The Mummy director Alex Kurtzman on making a modern-day monster movie

And what it was like filming the Tom Cruise-Russell Crowe fight scene.

MOVIES: The Mummy with Tom Cruise
Photo: Universal

As a screenwriter, Alex Kurtzman has worked on some of the biggest franchises of the last decade. And now, as a director, Kurtzman is taking the reins of one of Hollywood’s most famous film sagas. The first Mummy film hit theaters 84 years ago, at the dawn of the sound era. On June 9, The Mummy will enter the modern era, with the release of a new film starring Tom Cruise and featuring Star Trek Beyond actress Sofia Boutella as the first female to assume the titular undead role. It’s a stark change from the period-piece action-adventure of the Brendan Fraser Mummy trilogy. And the new film also marks Universal’s first step toward a Cinematic Universe featuring on their stock of iconic movie monsters.

Before the first trailer for The Mummy arrived this weekend, Kurtzman showed a group of journalists the teaser and some extended clips from the film, which featured a more in-depth look at Russell Crowe’s role as Henry Jekyll — who in this incarnation is an enigmatic scientist operating out of a mysterious place called Prodigium. EW sat down with Kurtzman to talk about the tone of his reboot, the crucial importance of the female Mummy, and what it was like to film a fight scene between Tom Cruise and Russell Crowe.

ENTERTAINMENT WEEKLY: In the trailer, we see Tom Cruise die, and then come back to life. I have to ask: Is Tom Cruise a Mummy in this movie? Or is that the visual iconography you were trying to create with that moment?

ALEX KURTZMAN: There’s an origin story happening on two different fronts. I won’t tell you too much more than that, other than to say: One of the things that I think has defined Tom Cruise movies, for 30 years, is that Tom Cruise always saves the day. You know whenever you’re in a Tom Cruise movie that he’s gonna figure out a way to save the day. And that’s great, and it’s why I pay my money to see his movies. However, in the context of a monster movie, it’s challenging, because monster movies are about characters who are often very out of control, and don’t know how to save the day. The first thing I said to Tom was, “It’ll be scarier if we can take away the fundamental knowledge that you’re gonna solve the problem.”

In the trailer, when he comes back to life, suddenly he’s in a situation where he has no idea what’s happening. It removes safety of: “He knows what he’s doing.” Once you remove that, and anything is possible, the movie can actually free itself up to be scary. The ending of a more traditional movie would probably be the ending of our first act.

Can you talk about Nick Morton, the character that he is playing?

I’ll tell you that he is an amoral, absolutely-out-for-himself guy. I always find stories most interesting when you put a gun in the hands of someone who should absolutely not have one. Tom, both as a movie star and a great actor, has played some of the more morally complicated roles in the last 30 years. Look at Vincent in Collateral, look at Frank Mackie in Magnolia, look at Rain Man.

Let’s talk about tone. Even if you haven’t seen the original Mummy, you know what that film’s aesthetic was — that shadowy early-horror look. The Stephen Sommers-Brendan Fraser films brought in more of an action-adventure sensibility. How did you want this Mummy film to feel, compared to the original film and to the other Mummy films?

Putting it in modern day forces you to ask the question: What would it really be like if a monster came to our world? Immediately asking that question, you’re in a more grounded attempt at reality.

● **STATED TASK**
Reproduce the passage of the Alex Kurtzman interview from "In the trailer, when" to "at Rain Man." word for word.

● **DATA LINES**
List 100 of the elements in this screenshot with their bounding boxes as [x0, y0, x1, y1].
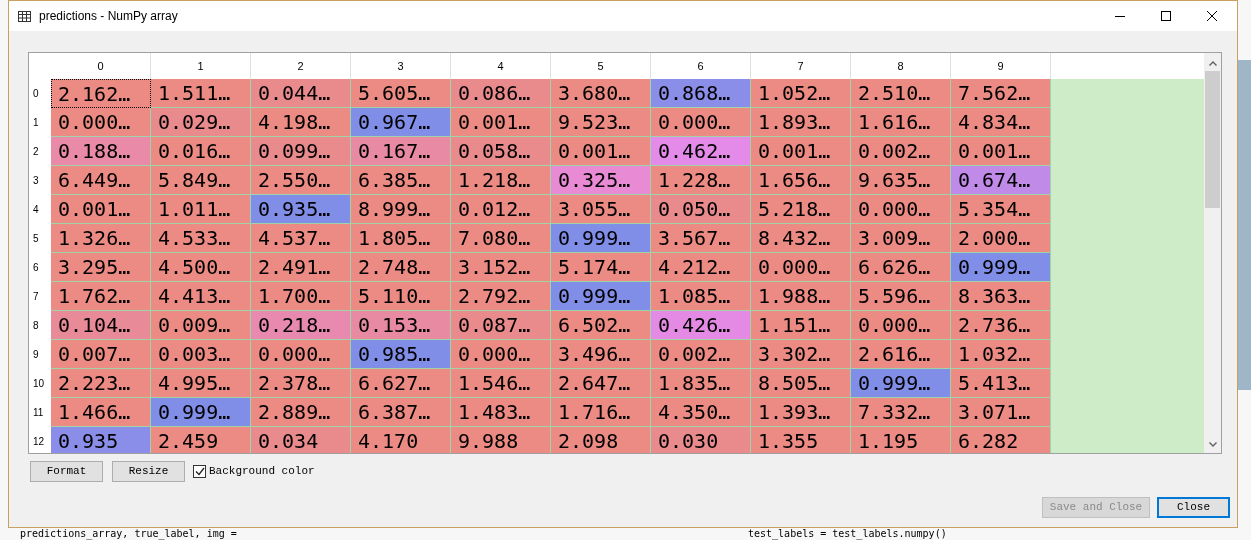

● **FULL SOLUTION**
In the trailer, when he comes back to life, suddenly he’s in a situation where he has no idea what’s happening. It removes safety of: “He knows what he’s doing.” Once you remove that, and anything is possible, the movie can actually free itself up to be scary. The ending of a more traditional movie would probably be the ending of our first act.

Can you talk about Nick Morton, the character that he is playing?

I’ll tell you that he is an amoral, absolutely-out-for-himself guy. I always find stories most interesting when you put a gun in the hands of someone who should absolutely not have one. Tom, both as a movie star and a great actor, has played some of the more morally complicated roles in the last 30 years. Look at Vincent in Collateral, look at Frank Mackie in Magnolia, look at Rain Man.